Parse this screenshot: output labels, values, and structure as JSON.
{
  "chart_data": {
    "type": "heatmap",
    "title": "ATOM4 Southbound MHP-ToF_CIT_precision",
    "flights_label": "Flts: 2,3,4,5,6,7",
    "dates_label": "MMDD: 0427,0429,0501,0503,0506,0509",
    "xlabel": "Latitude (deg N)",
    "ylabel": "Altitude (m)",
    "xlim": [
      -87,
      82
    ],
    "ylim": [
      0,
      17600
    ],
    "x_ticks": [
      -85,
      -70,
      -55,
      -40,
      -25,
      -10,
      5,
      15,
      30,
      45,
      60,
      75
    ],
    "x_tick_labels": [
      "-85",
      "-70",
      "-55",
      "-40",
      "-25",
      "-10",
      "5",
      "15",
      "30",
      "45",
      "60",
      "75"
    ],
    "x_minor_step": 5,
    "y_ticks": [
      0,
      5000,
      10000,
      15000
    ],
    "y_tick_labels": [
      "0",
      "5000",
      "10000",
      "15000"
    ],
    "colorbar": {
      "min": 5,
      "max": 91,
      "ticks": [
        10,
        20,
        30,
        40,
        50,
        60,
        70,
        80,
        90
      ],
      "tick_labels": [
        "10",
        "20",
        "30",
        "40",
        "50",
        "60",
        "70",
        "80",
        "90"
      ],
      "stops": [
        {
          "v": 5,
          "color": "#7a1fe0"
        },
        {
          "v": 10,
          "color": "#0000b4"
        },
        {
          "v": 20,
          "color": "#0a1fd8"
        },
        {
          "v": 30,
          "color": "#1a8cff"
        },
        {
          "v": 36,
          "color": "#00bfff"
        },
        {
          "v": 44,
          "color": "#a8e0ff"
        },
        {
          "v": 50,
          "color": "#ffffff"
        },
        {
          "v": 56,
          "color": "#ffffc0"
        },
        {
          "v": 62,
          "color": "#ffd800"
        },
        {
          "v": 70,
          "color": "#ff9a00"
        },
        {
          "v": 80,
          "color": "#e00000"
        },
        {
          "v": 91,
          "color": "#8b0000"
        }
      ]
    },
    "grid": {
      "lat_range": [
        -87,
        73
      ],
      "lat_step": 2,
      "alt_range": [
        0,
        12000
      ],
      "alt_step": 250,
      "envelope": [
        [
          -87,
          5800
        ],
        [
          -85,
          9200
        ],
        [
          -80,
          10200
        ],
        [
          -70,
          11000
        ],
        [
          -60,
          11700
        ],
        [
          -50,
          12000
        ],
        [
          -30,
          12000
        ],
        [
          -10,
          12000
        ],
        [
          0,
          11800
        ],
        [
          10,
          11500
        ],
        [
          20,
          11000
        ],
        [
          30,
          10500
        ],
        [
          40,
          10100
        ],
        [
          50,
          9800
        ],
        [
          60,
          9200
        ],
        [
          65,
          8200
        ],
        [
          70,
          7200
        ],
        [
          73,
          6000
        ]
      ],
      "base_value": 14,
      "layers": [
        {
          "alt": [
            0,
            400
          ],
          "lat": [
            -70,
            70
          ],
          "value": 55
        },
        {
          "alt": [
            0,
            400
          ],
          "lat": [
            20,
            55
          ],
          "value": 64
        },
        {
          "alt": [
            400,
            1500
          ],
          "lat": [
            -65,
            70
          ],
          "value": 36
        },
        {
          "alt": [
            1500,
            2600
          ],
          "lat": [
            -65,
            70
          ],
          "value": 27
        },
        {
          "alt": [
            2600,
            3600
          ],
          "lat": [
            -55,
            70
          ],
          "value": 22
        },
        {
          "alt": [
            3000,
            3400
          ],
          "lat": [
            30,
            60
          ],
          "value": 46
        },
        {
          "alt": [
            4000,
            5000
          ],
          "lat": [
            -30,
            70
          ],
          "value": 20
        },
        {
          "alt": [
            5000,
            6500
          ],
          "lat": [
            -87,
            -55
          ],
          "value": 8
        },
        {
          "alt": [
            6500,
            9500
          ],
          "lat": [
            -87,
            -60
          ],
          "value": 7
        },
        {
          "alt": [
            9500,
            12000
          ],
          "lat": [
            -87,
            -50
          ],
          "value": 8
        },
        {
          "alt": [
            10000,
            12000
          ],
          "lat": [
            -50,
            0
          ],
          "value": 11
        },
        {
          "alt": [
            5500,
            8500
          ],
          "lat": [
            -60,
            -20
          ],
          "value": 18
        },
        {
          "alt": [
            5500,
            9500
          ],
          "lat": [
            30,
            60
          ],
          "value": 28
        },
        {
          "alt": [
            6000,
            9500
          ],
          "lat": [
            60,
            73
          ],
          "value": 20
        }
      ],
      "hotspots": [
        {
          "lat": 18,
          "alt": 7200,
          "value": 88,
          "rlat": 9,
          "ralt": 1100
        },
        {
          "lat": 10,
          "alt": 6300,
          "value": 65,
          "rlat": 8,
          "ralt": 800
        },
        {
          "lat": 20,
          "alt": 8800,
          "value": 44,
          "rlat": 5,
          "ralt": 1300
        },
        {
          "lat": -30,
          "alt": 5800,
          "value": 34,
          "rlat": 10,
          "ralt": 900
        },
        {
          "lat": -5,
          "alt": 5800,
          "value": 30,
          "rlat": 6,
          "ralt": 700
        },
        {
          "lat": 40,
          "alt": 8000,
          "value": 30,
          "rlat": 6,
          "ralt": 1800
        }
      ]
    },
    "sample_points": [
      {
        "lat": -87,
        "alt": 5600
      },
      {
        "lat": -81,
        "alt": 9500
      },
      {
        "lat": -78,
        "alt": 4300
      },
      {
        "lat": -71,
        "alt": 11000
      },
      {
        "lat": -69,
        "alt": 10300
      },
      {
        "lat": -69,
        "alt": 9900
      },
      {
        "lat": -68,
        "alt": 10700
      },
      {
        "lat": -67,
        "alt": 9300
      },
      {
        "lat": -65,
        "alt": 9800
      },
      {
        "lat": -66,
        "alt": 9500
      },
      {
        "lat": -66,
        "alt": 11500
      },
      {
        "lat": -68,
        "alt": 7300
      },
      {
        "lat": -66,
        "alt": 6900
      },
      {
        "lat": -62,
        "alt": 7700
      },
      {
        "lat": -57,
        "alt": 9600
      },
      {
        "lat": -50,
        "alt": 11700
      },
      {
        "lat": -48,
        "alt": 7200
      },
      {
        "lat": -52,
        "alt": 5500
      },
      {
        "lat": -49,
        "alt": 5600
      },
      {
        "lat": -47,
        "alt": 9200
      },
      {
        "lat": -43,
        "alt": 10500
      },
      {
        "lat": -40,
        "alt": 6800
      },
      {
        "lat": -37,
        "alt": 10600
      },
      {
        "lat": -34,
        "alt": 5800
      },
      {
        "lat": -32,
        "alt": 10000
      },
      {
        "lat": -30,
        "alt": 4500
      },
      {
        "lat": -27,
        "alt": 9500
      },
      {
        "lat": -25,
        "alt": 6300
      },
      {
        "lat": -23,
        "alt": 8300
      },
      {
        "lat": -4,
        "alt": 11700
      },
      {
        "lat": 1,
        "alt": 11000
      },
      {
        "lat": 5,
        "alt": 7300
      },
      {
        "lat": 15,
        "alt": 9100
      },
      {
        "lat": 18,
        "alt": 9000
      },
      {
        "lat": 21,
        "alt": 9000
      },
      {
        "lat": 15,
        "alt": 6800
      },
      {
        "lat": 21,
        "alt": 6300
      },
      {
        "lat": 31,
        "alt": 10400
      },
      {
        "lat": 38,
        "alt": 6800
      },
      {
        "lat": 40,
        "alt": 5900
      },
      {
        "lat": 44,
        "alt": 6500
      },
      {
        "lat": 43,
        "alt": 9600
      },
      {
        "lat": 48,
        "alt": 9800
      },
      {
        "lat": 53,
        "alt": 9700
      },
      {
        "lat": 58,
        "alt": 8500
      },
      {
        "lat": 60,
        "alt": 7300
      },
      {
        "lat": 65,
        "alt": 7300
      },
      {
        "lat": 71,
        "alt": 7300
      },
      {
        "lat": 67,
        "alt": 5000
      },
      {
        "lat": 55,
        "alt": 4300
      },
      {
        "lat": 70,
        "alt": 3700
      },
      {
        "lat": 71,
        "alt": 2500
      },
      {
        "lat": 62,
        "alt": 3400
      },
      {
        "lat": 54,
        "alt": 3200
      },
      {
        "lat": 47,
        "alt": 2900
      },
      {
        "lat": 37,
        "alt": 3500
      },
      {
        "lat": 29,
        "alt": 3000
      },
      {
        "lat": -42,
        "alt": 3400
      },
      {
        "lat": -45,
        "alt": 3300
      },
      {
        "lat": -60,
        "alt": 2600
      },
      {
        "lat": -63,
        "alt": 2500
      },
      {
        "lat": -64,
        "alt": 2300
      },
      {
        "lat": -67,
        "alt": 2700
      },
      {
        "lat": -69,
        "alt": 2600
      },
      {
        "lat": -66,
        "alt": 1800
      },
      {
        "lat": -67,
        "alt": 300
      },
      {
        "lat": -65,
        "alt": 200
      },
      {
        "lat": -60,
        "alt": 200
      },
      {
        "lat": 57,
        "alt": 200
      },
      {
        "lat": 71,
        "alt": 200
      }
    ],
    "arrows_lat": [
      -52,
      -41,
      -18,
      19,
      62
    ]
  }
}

• _GOAL_
Search the entries for the word "rlat", then gather every line that has it.

• _RIGHT ANSWER_
          "rlat": 9,
          "rlat": 8,
          "rlat": 5,
          "rlat": 10,
          "rlat": 6,
          "rlat": 6,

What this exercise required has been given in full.